_The problem:_
Each record below should appear again exactly as written.

>> start

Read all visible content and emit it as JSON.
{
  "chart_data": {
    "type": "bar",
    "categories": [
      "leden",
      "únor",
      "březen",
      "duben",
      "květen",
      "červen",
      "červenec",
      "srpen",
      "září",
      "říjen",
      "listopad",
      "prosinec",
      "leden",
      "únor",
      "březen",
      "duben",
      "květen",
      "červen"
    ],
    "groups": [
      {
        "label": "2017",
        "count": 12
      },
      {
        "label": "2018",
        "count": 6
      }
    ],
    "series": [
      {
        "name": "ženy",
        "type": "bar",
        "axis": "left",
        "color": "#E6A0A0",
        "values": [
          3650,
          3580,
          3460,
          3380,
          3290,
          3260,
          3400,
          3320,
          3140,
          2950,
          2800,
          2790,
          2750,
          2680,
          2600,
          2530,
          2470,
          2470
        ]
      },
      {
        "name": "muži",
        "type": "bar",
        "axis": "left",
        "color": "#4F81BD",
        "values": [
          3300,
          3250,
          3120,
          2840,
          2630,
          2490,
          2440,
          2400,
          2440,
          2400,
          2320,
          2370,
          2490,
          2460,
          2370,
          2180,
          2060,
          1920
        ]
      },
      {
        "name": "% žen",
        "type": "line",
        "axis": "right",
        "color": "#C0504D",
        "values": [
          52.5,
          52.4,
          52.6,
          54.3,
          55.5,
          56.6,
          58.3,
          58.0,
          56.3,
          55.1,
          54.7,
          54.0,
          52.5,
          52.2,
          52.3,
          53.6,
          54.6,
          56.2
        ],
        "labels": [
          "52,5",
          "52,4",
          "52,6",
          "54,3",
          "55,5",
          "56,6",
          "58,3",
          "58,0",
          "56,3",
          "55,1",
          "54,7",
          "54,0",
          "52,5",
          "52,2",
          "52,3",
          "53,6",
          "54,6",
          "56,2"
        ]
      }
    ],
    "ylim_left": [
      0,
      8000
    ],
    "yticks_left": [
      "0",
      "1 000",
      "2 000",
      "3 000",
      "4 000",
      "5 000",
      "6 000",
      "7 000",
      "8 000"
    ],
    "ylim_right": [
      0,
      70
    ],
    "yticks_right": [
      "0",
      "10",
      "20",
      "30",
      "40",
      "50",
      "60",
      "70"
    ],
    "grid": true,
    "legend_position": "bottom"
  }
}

>> end

_Task answer:_
Read all visible content and emit it as JSON.
{
  "chart_data": {
    "type": "bar",
    "categories": [
      "leden",
      "únor",
      "březen",
      "duben",
      "květen",
      "červen",
      "červenec",
      "srpen",
      "září",
      "říjen",
      "listopad",
      "prosinec",
      "leden",
      "únor",
      "březen",
      "duben",
      "květen",
      "červen"
    ],
    "groups": [
      {
        "label": "2017",
        "count": 12
      },
      {
        "label": "2018",
        "count": 6
      }
    ],
    "series": [
      {
        "name": "ženy",
        "type": "bar",
        "axis": "left",
        "color": "#E6A0A0",
        "values": [
          3650,
          3580,
          3460,
          3380,
          3290,
          3260,
          3400,
          3320,
          3140,
          2950,
          2800,
          2790,
          2750,
          2680,
          2600,
          2530,
          2470,
          2470
        ]
      },
      {
        "name": "muži",
        "type": "bar",
        "axis": "left",
        "color": "#4F81BD",
        "values": [
          3300,
          3250,
          3120,
          2840,
          2630,
          2490,
          2440,
          2400,
          2440,
          2400,
          2320,
          2370,
          2490,
          2460,
          2370,
          2180,
          2060,
          1920
        ]
      },
      {
        "name": "% žen",
        "type": "line",
        "axis": "right",
        "color": "#C0504D",
        "values": [
          52.5,
          52.4,
          52.6,
          54.3,
          55.5,
          56.6,
          58.3,
          58.0,
          56.3,
          55.1,
          54.7,
          54.0,
          52.5,
          52.2,
          52.3,
          53.6,
          54.6,
          56.2
        ],
        "labels": [
          "52,5",
          "52,4",
          "52,6",
          "54,3",
          "55,5",
          "56,6",
          "58,3",
          "58,0",
          "56,3",
          "55,1",
          "54,7",
          "54,0",
          "52,5",
          "52,2",
          "52,3",
          "53,6",
          "54,6",
          "56,2"
        ]
      }
    ],
    "ylim_left": [
      0,
      8000
    ],
    "yticks_left": [
      "0",
      "1 000",
      "2 000",
      "3 000",
      "4 000",
      "5 000",
      "6 000",
      "7 000",
      "8 000"
    ],
    "ylim_right": [
      0,
      70
    ],
    "yticks_right": [
      "0",
      "10",
      "20",
      "30",
      "40",
      "50",
      "60",
      "70"
    ],
    "grid": true,
    "legend_position": "bottom"
  }
}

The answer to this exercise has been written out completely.